=== What to produce ===
Where a line of the listing below includes the word "text", reproduce that line.

=== Exercise input ===
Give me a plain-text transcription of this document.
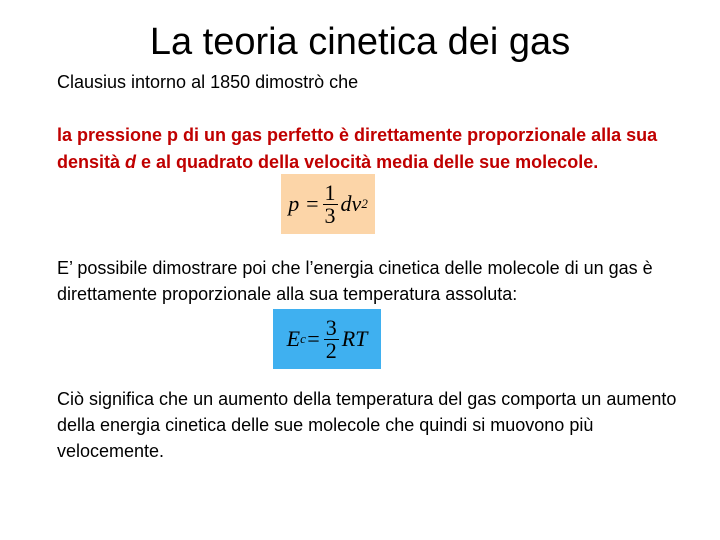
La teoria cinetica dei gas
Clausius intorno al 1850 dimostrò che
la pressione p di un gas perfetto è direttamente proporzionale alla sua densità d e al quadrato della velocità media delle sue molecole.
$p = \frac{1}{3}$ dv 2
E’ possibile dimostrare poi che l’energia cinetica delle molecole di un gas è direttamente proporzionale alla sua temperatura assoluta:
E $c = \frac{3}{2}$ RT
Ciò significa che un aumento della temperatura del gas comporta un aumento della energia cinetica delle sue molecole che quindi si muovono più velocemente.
==
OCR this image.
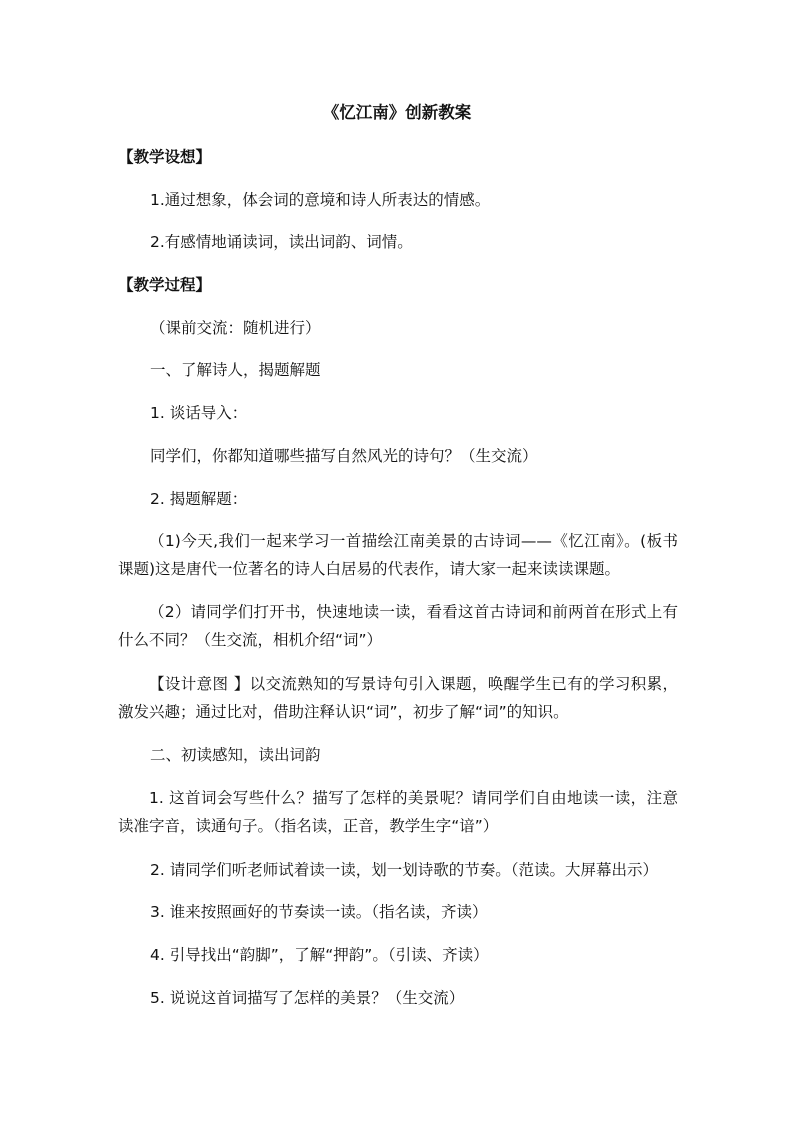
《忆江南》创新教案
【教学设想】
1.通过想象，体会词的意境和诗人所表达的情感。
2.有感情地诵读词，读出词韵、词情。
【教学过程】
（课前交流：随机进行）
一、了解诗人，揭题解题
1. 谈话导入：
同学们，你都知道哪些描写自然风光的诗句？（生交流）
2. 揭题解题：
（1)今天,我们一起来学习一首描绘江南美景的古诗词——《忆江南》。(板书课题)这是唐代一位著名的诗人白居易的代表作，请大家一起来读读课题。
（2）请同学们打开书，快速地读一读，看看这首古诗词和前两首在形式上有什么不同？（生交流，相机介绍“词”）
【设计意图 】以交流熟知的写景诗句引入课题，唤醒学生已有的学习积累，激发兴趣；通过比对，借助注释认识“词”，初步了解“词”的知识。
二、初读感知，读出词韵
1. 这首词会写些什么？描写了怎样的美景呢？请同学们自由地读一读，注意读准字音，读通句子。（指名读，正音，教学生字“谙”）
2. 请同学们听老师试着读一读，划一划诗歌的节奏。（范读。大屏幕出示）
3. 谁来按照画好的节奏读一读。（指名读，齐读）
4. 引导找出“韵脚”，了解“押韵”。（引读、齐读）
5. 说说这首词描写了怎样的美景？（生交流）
...
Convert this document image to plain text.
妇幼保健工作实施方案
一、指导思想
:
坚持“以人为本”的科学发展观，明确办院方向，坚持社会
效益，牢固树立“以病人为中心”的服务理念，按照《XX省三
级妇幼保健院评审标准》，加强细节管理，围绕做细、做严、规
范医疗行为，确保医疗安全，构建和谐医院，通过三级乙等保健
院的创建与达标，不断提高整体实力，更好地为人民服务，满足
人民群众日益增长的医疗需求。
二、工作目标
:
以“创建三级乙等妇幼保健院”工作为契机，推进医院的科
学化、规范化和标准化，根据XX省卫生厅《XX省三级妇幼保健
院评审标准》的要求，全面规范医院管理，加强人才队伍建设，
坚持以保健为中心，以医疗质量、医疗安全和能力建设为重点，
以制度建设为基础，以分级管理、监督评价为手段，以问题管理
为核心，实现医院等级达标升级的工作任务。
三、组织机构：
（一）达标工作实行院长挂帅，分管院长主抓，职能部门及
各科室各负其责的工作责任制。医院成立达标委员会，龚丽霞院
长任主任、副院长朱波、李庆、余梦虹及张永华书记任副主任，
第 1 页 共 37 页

=== Response to this exercise ===
Give me a plain-text transcription of this document.
Convert this document image to plain text.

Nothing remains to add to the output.